Instruction »
Write out every entry exactly as it stands.

● ● ● ●

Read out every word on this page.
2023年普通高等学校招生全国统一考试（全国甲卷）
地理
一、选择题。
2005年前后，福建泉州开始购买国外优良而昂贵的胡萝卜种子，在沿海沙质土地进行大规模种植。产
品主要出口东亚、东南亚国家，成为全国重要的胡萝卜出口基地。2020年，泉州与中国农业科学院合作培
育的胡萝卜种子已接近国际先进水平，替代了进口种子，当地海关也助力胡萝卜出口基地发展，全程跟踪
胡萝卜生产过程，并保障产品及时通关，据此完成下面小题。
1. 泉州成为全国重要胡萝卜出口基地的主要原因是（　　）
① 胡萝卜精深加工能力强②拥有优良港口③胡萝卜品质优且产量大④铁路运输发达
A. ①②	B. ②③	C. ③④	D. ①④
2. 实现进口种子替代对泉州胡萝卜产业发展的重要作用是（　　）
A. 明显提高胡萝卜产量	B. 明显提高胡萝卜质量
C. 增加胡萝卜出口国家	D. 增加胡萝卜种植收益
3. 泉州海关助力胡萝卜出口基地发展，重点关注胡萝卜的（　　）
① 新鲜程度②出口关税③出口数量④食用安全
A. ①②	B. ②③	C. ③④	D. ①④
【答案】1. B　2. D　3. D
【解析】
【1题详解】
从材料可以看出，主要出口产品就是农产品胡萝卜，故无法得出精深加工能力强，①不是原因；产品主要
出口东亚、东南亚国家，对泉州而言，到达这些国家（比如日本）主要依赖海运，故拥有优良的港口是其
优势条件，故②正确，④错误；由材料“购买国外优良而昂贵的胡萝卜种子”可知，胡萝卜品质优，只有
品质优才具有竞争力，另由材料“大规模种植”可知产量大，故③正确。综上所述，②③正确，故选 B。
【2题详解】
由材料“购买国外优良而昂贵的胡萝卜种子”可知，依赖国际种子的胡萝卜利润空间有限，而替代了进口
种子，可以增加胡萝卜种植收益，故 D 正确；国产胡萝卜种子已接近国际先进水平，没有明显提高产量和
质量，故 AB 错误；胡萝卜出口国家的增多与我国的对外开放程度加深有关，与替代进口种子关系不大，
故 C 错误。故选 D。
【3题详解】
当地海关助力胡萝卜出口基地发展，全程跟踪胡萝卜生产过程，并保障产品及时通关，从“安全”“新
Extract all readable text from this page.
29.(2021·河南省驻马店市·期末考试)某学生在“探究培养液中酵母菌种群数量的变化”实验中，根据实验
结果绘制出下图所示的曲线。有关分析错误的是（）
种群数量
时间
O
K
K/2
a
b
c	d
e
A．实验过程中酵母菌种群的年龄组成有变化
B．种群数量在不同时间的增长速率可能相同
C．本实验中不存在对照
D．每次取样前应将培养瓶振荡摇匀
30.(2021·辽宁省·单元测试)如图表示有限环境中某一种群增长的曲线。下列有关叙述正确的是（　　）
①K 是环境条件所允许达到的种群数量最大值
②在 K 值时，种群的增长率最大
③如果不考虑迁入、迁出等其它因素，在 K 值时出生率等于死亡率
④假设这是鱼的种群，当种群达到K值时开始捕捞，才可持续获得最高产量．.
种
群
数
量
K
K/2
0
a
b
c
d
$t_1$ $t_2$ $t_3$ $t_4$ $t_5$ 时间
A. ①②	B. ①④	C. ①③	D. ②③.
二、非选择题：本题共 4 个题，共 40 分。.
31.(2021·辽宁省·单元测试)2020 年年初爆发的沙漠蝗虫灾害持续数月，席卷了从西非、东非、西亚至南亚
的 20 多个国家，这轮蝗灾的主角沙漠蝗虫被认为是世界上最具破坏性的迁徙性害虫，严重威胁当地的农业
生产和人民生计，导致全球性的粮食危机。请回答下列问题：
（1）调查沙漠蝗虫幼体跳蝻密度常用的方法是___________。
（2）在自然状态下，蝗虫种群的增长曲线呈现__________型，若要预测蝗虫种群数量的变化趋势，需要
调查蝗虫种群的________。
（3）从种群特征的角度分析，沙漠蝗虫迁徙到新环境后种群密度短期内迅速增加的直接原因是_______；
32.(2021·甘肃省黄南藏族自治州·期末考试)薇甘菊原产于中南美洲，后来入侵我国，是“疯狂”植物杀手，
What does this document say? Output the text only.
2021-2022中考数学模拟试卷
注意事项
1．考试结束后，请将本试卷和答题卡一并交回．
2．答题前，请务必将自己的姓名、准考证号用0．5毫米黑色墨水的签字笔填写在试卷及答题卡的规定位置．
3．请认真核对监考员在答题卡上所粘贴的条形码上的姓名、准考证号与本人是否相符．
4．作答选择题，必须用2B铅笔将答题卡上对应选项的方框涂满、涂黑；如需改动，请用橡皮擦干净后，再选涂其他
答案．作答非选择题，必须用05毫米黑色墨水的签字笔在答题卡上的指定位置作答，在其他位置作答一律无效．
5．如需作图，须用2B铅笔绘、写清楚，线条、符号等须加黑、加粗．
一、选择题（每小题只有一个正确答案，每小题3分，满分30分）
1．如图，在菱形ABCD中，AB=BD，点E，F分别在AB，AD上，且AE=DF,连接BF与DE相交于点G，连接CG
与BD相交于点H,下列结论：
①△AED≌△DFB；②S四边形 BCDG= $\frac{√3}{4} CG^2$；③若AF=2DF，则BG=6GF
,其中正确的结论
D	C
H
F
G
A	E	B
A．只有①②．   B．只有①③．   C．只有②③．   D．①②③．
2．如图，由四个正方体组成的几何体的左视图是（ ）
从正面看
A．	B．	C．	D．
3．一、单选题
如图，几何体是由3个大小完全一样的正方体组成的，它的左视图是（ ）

● ● ● ●

Written reply »
Read out every word on this page.
2023年普通高等学校招生全国统一考试（全国甲卷）
地理
一、选择题。
2005年前后，福建泉州开始购买国外优良而昂贵的胡萝卜种子，在沿海沙质土地进行大规模种植。产
品主要出口东亚、东南亚国家，成为全国重要的胡萝卜出口基地。2020年，泉州与中国农业科学院合作培
育的胡萝卜种子已接近国际先进水平，替代了进口种子，当地海关也助力胡萝卜出口基地发展，全程跟踪
胡萝卜生产过程，并保障产品及时通关，据此完成下面小题。
1. 泉州成为全国重要胡萝卜出口基地的主要原因是（　　）
① 胡萝卜精深加工能力强②拥有优良港口③胡萝卜品质优且产量大④铁路运输发达
A. ①②	B. ②③	C. ③④	D. ①④
2. 实现进口种子替代对泉州胡萝卜产业发展的重要作用是（　　）
A. 明显提高胡萝卜产量	B. 明显提高胡萝卜质量
C. 增加胡萝卜出口国家	D. 增加胡萝卜种植收益
3. 泉州海关助力胡萝卜出口基地发展，重点关注胡萝卜的（　　）
① 新鲜程度②出口关税③出口数量④食用安全
A. ①②	B. ②③	C. ③④	D. ①④
【答案】1. B　2. D　3. D
【解析】
【1题详解】
从材料可以看出，主要出口产品就是农产品胡萝卜，故无法得出精深加工能力强，①不是原因；产品主要
出口东亚、东南亚国家，对泉州而言，到达这些国家（比如日本）主要依赖海运，故拥有优良的港口是其
优势条件，故②正确，④错误；由材料“购买国外优良而昂贵的胡萝卜种子”可知，胡萝卜品质优，只有
品质优才具有竞争力，另由材料“大规模种植”可知产量大，故③正确。综上所述，②③正确，故选 B。
【2题详解】
由材料“购买国外优良而昂贵的胡萝卜种子”可知，依赖国际种子的胡萝卜利润空间有限，而替代了进口
种子，可以增加胡萝卜种植收益，故 D 正确；国产胡萝卜种子已接近国际先进水平，没有明显提高产量和
质量，故 AB 错误；胡萝卜出口国家的增多与我国的对外开放程度加深有关，与替代进口种子关系不大，
故 C 错误。故选 D。
【3题详解】
当地海关助力胡萝卜出口基地发展，全程跟踪胡萝卜生产过程，并保障产品及时通关，从“安全”“新
Extract all readable text from this page.
29.(2021·河南省驻马店市·期末考试)某学生在“探究培养液中酵母菌种群数量的变化”实验中，根据实验
结果绘制出下图所示的曲线。有关分析错误的是（）
种群数量
时间
O
K
K/2
a
b
c	d
e
A．实验过程中酵母菌种群的年龄组成有变化
B．种群数量在不同时间的增长速率可能相同
C．本实验中不存在对照
D．每次取样前应将培养瓶振荡摇匀
30.(2021·辽宁省·单元测试)如图表示有限环境中某一种群增长的曲线。下列有关叙述正确的是（　　）
①K 是环境条件所允许达到的种群数量最大值
②在 K 值时，种群的增长率最大
③如果不考虑迁入、迁出等其它因素，在 K 值时出生率等于死亡率
④假设这是鱼的种群，当种群达到K值时开始捕捞，才可持续获得最高产量．.
种
群
数
量
K
K/2
0
a
b
c
d
$t_1$ $t_2$ $t_3$ $t_4$ $t_5$ 时间
A. ①②	B. ①④	C. ①③	D. ②③.
二、非选择题：本题共 4 个题，共 40 分。.
31.(2021·辽宁省·单元测试)2020 年年初爆发的沙漠蝗虫灾害持续数月，席卷了从西非、东非、西亚至南亚
的 20 多个国家，这轮蝗灾的主角沙漠蝗虫被认为是世界上最具破坏性的迁徙性害虫，严重威胁当地的农业
生产和人民生计，导致全球性的粮食危机。请回答下列问题：
（1）调查沙漠蝗虫幼体跳蝻密度常用的方法是___________。
（2）在自然状态下，蝗虫种群的增长曲线呈现__________型，若要预测蝗虫种群数量的变化趋势，需要
调查蝗虫种群的________。
（3）从种群特征的角度分析，沙漠蝗虫迁徙到新环境后种群密度短期内迅速增加的直接原因是_______；
32.(2021·甘肃省黄南藏族自治州·期末考试)薇甘菊原产于中南美洲，后来入侵我国，是“疯狂”植物杀手，
What does this document say? Output the text only.
2021-2022中考数学模拟试卷
注意事项
1．考试结束后，请将本试卷和答题卡一并交回．
2．答题前，请务必将自己的姓名、准考证号用0．5毫米黑色墨水的签字笔填写在试卷及答题卡的规定位置．
3．请认真核对监考员在答题卡上所粘贴的条形码上的姓名、准考证号与本人是否相符．
4．作答选择题，必须用2B铅笔将答题卡上对应选项的方框涂满、涂黑；如需改动，请用橡皮擦干净后，再选涂其他
答案．作答非选择题，必须用05毫米黑色墨水的签字笔在答题卡上的指定位置作答，在其他位置作答一律无效．
5．如需作图，须用2B铅笔绘、写清楚，线条、符号等须加黑、加粗．
一、选择题（每小题只有一个正确答案，每小题3分，满分30分）
1．如图，在菱形ABCD中，AB=BD，点E，F分别在AB，AD上，且AE=DF,连接BF与DE相交于点G，连接CG
与BD相交于点H,下列结论：
①△AED≌△DFB；②S四边形 BCDG= $\frac{√3}{4} CG^2$；③若AF=2DF，则BG=6GF
,其中正确的结论
D	C
H
F
G
A	E	B
A．只有①②．   B．只有①③．   C．只有②③．   D．①②③．
2．如图，由四个正方体组成的几何体的左视图是（ ）
从正面看
A．	B．	C．	D．
3．一、单选题
如图，几何体是由3个大小完全一样的正方体组成的，它的左视图是（ ）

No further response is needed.